Repeat, exactly and completely, the entries shown underneath.

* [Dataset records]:
— BEGIN —
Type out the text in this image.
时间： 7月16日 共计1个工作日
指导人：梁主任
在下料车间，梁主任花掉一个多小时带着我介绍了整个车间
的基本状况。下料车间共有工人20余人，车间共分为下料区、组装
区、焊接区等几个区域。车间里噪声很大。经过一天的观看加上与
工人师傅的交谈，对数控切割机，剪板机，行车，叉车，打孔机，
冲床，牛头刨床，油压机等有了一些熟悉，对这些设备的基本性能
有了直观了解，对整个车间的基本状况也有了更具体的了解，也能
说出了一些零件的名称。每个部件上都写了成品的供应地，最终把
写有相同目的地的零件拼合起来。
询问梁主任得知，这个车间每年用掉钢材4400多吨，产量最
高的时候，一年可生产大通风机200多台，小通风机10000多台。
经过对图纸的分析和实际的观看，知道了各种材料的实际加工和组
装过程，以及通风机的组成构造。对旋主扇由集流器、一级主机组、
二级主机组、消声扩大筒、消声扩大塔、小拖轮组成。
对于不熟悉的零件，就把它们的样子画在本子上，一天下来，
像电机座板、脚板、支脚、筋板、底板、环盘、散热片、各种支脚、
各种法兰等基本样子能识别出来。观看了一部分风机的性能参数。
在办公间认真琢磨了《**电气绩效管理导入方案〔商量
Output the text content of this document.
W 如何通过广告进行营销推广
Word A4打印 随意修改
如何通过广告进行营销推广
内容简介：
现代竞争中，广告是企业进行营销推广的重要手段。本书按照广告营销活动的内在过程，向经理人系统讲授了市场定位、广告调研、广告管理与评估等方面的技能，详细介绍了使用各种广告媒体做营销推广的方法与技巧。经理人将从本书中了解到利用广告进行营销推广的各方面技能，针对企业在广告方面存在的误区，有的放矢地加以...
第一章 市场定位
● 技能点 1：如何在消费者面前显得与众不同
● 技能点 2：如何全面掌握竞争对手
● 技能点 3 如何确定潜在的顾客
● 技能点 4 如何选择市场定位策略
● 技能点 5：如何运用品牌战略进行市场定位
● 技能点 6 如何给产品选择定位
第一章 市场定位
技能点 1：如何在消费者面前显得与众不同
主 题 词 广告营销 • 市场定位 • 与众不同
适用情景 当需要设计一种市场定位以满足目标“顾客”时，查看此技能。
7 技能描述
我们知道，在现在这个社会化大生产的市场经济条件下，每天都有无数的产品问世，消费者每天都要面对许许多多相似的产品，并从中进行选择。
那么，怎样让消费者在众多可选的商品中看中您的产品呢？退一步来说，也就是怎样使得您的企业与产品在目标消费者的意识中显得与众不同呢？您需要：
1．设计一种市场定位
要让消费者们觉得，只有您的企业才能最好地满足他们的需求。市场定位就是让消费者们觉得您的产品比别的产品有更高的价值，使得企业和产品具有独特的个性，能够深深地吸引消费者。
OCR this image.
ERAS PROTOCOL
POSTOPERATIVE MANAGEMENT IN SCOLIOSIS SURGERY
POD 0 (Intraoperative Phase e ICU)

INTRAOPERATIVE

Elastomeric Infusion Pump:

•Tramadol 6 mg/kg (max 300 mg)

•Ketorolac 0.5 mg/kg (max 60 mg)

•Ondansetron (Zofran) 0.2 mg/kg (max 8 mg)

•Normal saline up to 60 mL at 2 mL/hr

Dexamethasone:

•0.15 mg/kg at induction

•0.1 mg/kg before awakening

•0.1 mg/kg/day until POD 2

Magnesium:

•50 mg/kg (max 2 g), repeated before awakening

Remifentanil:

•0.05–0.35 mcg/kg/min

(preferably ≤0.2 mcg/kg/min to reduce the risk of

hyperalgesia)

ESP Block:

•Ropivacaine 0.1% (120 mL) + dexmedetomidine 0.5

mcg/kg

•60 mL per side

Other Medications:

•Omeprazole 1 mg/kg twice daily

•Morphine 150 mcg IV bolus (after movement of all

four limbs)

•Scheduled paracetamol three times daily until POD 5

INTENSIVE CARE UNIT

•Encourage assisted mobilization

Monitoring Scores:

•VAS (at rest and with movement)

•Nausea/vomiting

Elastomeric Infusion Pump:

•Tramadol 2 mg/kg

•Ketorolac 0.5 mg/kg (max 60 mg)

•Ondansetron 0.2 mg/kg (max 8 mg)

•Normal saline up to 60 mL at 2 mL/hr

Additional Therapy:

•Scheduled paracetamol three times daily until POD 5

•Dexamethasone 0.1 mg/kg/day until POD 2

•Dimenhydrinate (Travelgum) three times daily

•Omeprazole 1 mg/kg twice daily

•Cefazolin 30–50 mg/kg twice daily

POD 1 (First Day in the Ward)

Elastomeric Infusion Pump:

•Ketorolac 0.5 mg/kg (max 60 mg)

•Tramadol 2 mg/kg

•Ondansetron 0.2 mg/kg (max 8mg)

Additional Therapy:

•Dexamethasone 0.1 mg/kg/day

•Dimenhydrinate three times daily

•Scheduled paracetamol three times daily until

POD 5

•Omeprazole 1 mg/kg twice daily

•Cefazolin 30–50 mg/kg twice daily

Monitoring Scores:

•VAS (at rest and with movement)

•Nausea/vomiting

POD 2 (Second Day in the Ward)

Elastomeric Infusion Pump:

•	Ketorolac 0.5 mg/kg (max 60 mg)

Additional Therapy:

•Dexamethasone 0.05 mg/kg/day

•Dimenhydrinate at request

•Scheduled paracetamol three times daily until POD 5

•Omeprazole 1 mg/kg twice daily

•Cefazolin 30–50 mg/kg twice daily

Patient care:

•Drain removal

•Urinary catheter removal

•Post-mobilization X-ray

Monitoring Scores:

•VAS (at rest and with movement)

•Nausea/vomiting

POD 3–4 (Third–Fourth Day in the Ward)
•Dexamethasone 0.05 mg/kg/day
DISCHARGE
— END —
* [THE COMPLETED TASK]:
Type out the text in this image.
时间： 7月16日 共计1个工作日
指导人：梁主任
在下料车间，梁主任花掉一个多小时带着我介绍了整个车间
的基本状况。下料车间共有工人20余人，车间共分为下料区、组装
区、焊接区等几个区域。车间里噪声很大。经过一天的观看加上与
工人师傅的交谈，对数控切割机，剪板机，行车，叉车，打孔机，
冲床，牛头刨床，油压机等有了一些熟悉，对这些设备的基本性能
有了直观了解，对整个车间的基本状况也有了更具体的了解，也能
说出了一些零件的名称。每个部件上都写了成品的供应地，最终把
写有相同目的地的零件拼合起来。
询问梁主任得知，这个车间每年用掉钢材4400多吨，产量最
高的时候，一年可生产大通风机200多台，小通风机10000多台。
经过对图纸的分析和实际的观看，知道了各种材料的实际加工和组
装过程，以及通风机的组成构造。对旋主扇由集流器、一级主机组、
二级主机组、消声扩大筒、消声扩大塔、小拖轮组成。
对于不熟悉的零件，就把它们的样子画在本子上，一天下来，
像电机座板、脚板、支脚、筋板、底板、环盘、散热片、各种支脚、
各种法兰等基本样子能识别出来。观看了一部分风机的性能参数。
在办公间认真琢磨了《**电气绩效管理导入方案〔商量
Output the text content of this document.
W 如何通过广告进行营销推广
Word A4打印 随意修改
如何通过广告进行营销推广
内容简介：
现代竞争中，广告是企业进行营销推广的重要手段。本书按照广告营销活动的内在过程，向经理人系统讲授了市场定位、广告调研、广告管理与评估等方面的技能，详细介绍了使用各种广告媒体做营销推广的方法与技巧。经理人将从本书中了解到利用广告进行营销推广的各方面技能，针对企业在广告方面存在的误区，有的放矢地加以...
第一章 市场定位
● 技能点 1：如何在消费者面前显得与众不同
● 技能点 2：如何全面掌握竞争对手
● 技能点 3 如何确定潜在的顾客
● 技能点 4 如何选择市场定位策略
● 技能点 5：如何运用品牌战略进行市场定位
● 技能点 6 如何给产品选择定位
第一章 市场定位
技能点 1：如何在消费者面前显得与众不同
主 题 词 广告营销 • 市场定位 • 与众不同
适用情景 当需要设计一种市场定位以满足目标“顾客”时，查看此技能。
7 技能描述
我们知道，在现在这个社会化大生产的市场经济条件下，每天都有无数的产品问世，消费者每天都要面对许许多多相似的产品，并从中进行选择。
那么，怎样让消费者在众多可选的商品中看中您的产品呢？退一步来说，也就是怎样使得您的企业与产品在目标消费者的意识中显得与众不同呢？您需要：
1．设计一种市场定位
要让消费者们觉得，只有您的企业才能最好地满足他们的需求。市场定位就是让消费者们觉得您的产品比别的产品有更高的价值，使得企业和产品具有独特的个性，能够深深地吸引消费者。
OCR this image.
ERAS PROTOCOL
POSTOPERATIVE MANAGEMENT IN SCOLIOSIS SURGERY
POD 0 (Intraoperative Phase e ICU)

INTRAOPERATIVE

Elastomeric Infusion Pump:

•Tramadol 6 mg/kg (max 300 mg)

•Ketorolac 0.5 mg/kg (max 60 mg)

•Ondansetron (Zofran) 0.2 mg/kg (max 8 mg)

•Normal saline up to 60 mL at 2 mL/hr

Dexamethasone:

•0.15 mg/kg at induction

•0.1 mg/kg before awakening

•0.1 mg/kg/day until POD 2

Magnesium:

•50 mg/kg (max 2 g), repeated before awakening

Remifentanil:

•0.05–0.35 mcg/kg/min

(preferably ≤0.2 mcg/kg/min to reduce the risk of

hyperalgesia)

ESP Block:

•Ropivacaine 0.1% (120 mL) + dexmedetomidine 0.5

mcg/kg

•60 mL per side

Other Medications:

•Omeprazole 1 mg/kg twice daily

•Morphine 150 mcg IV bolus (after movement of all

four limbs)

•Scheduled paracetamol three times daily until POD 5

INTENSIVE CARE UNIT

•Encourage assisted mobilization

Monitoring Scores:

•VAS (at rest and with movement)

•Nausea/vomiting

Elastomeric Infusion Pump:

•Tramadol 2 mg/kg

•Ketorolac 0.5 mg/kg (max 60 mg)

•Ondansetron 0.2 mg/kg (max 8 mg)

•Normal saline up to 60 mL at 2 mL/hr

Additional Therapy:

•Scheduled paracetamol three times daily until POD 5

•Dexamethasone 0.1 mg/kg/day until POD 2

•Dimenhydrinate (Travelgum) three times daily

•Omeprazole 1 mg/kg twice daily

•Cefazolin 30–50 mg/kg twice daily

POD 1 (First Day in the Ward)

Elastomeric Infusion Pump:

•Ketorolac 0.5 mg/kg (max 60 mg)

•Tramadol 2 mg/kg

•Ondansetron 0.2 mg/kg (max 8mg)

Additional Therapy:

•Dexamethasone 0.1 mg/kg/day

•Dimenhydrinate three times daily

•Scheduled paracetamol three times daily until

POD 5

•Omeprazole 1 mg/kg twice daily

•Cefazolin 30–50 mg/kg twice daily

Monitoring Scores:

•VAS (at rest and with movement)

•Nausea/vomiting

POD 2 (Second Day in the Ward)

Elastomeric Infusion Pump:

•	Ketorolac 0.5 mg/kg (max 60 mg)

Additional Therapy:

•Dexamethasone 0.05 mg/kg/day

•Dimenhydrinate at request

•Scheduled paracetamol three times daily until POD 5

•Omeprazole 1 mg/kg twice daily

•Cefazolin 30–50 mg/kg twice daily

Patient care:

•Drain removal

•Urinary catheter removal

•Post-mobilization X-ray

Monitoring Scores:

•VAS (at rest and with movement)

•Nausea/vomiting

POD 3–4 (Third–Fourth Day in the Ward)
•Dexamethasone 0.05 mg/kg/day
DISCHARGE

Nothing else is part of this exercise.